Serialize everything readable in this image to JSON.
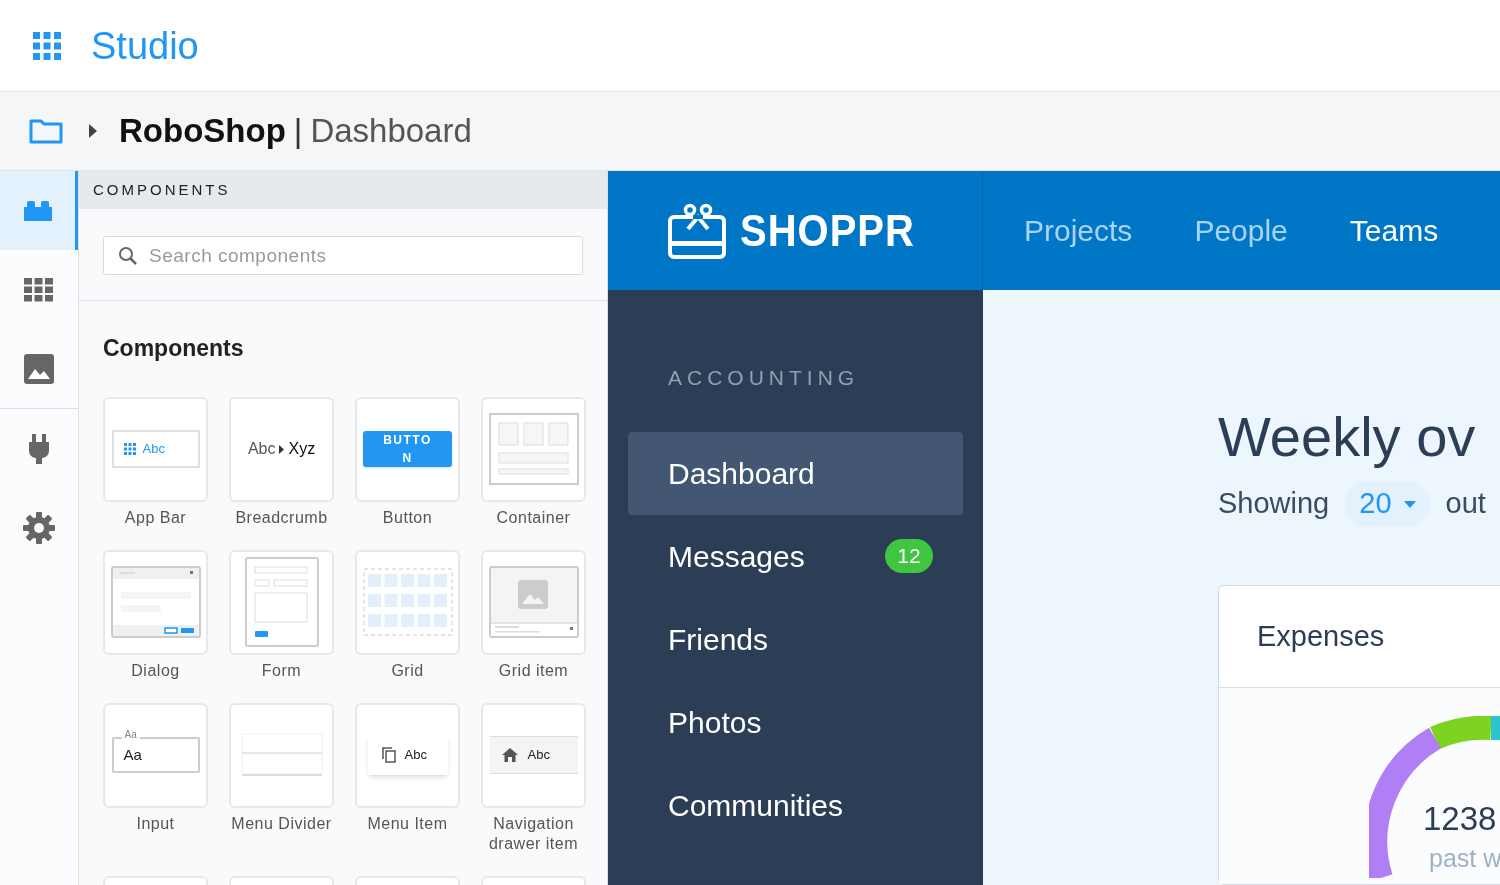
{
  "top_bar": {
    "title": "Studio"
  },
  "breadcrumb": {
    "project": "RoboShop",
    "separator": "|",
    "page": "Dashboard"
  },
  "rail": {
    "groups": [
      [
        {
          "kind": "blocks",
          "selected": true
        },
        {
          "kind": "grid",
          "selected": false
        },
        {
          "kind": "image",
          "selected": false
        }
      ],
      [
        {
          "kind": "plug",
          "selected": false
        },
        {
          "kind": "settings",
          "selected": false
        }
      ]
    ]
  },
  "panel": {
    "header": "COMPONENTS",
    "search": {
      "placeholder": "Search components"
    },
    "section_title": "Components",
    "tiles": [
      {
        "kind": "app_bar",
        "label": "App Bar",
        "texts": [
          "Abc"
        ]
      },
      {
        "kind": "breadcrumb",
        "label": "Breadcrumb",
        "texts": [
          "Abc",
          "Xyz"
        ]
      },
      {
        "kind": "button",
        "label": "Button",
        "texts": [
          "BUTTON"
        ]
      },
      {
        "kind": "container",
        "label": "Container"
      },
      {
        "kind": "dialog",
        "label": "Dialog"
      },
      {
        "kind": "form",
        "label": "Form"
      },
      {
        "kind": "grid",
        "label": "Grid"
      },
      {
        "kind": "grid_item",
        "label": "Grid item"
      },
      {
        "kind": "input",
        "label": "Input",
        "texts": [
          "Aa",
          "Aa"
        ]
      },
      {
        "kind": "menu_divider",
        "label": "Menu Divider"
      },
      {
        "kind": "menu_item",
        "label": "Menu Item",
        "texts": [
          "Abc"
        ]
      },
      {
        "kind": "nav_item",
        "label": "Navigation drawer item",
        "texts": [
          "Abc"
        ]
      },
      {
        "kind": "blank"
      },
      {
        "kind": "blank"
      },
      {
        "kind": "blank"
      },
      {
        "kind": "blank"
      }
    ]
  },
  "preview": {
    "logo": "SHOPPR",
    "nav": [
      {
        "label": "Projects",
        "selected": false
      },
      {
        "label": "People",
        "selected": false
      },
      {
        "label": "Teams",
        "selected": true
      }
    ],
    "sidebar": {
      "section": "ACCOUNTING",
      "items": [
        {
          "label": "Dashboard",
          "selected": true
        },
        {
          "label": "Messages",
          "selected": false,
          "badge": "12"
        },
        {
          "label": "Friends",
          "selected": false
        },
        {
          "label": "Photos",
          "selected": false
        },
        {
          "label": "Communities",
          "selected": false
        }
      ]
    },
    "content": {
      "title": "Weekly ov",
      "showing": "Showing",
      "count": "20",
      "after": "out",
      "card": {
        "title": "Expenses",
        "total": "1238",
        "caption": "past w"
      }
    }
  }
}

SHORT EXERCISE
Restate each line of the records exactly; pictures do not belong in the copy.

ANSWER IN FULL
Serialize everything readable in this image to JSON.
{
  "top_bar": {
    "title": "Studio"
  },
  "breadcrumb": {
    "project": "RoboShop",
    "separator": "|",
    "page": "Dashboard"
  },
  "rail": {
    "groups": [
      [
        {
          "kind": "blocks",
          "selected": true
        },
        {
          "kind": "grid",
          "selected": false
        },
        {
          "kind": "image",
          "selected": false
        }
      ],
      [
        {
          "kind": "plug",
          "selected": false
        },
        {
          "kind": "settings",
          "selected": false
        }
      ]
    ]
  },
  "panel": {
    "header": "COMPONENTS",
    "search": {
      "placeholder": "Search components"
    },
    "section_title": "Components",
    "tiles": [
      {
        "kind": "app_bar",
        "label": "App Bar",
        "texts": [
          "Abc"
        ]
      },
      {
        "kind": "breadcrumb",
        "label": "Breadcrumb",
        "texts": [
          "Abc",
          "Xyz"
        ]
      },
      {
        "kind": "button",
        "label": "Button",
        "texts": [
          "BUTTON"
        ]
      },
      {
        "kind": "container",
        "label": "Container"
      },
      {
        "kind": "dialog",
        "label": "Dialog"
      },
      {
        "kind": "form",
        "label": "Form"
      },
      {
        "kind": "grid",
        "label": "Grid"
      },
      {
        "kind": "grid_item",
        "label": "Grid item"
      },
      {
        "kind": "input",
        "label": "Input",
        "texts": [
          "Aa",
          "Aa"
        ]
      },
      {
        "kind": "menu_divider",
        "label": "Menu Divider"
      },
      {
        "kind": "menu_item",
        "label": "Menu Item",
        "texts": [
          "Abc"
        ]
      },
      {
        "kind": "nav_item",
        "label": "Navigation drawer item",
        "texts": [
          "Abc"
        ]
      },
      {
        "kind": "blank"
      },
      {
        "kind": "blank"
      },
      {
        "kind": "blank"
      },
      {
        "kind": "blank"
      }
    ]
  },
  "preview": {
    "logo": "SHOPPR",
    "nav": [
      {
        "label": "Projects",
        "selected": false
      },
      {
        "label": "People",
        "selected": false
      },
      {
        "label": "Teams",
        "selected": true
      }
    ],
    "sidebar": {
      "section": "ACCOUNTING",
      "items": [
        {
          "label": "Dashboard",
          "selected": true
        },
        {
          "label": "Messages",
          "selected": false,
          "badge": "12"
        },
        {
          "label": "Friends",
          "selected": false
        },
        {
          "label": "Photos",
          "selected": false
        },
        {
          "label": "Communities",
          "selected": false
        }
      ]
    },
    "content": {
      "title": "Weekly ov",
      "showing": "Showing",
      "count": "20",
      "after": "out",
      "card": {
        "title": "Expenses",
        "total": "1238",
        "caption": "past w"
      }
    }
  }
}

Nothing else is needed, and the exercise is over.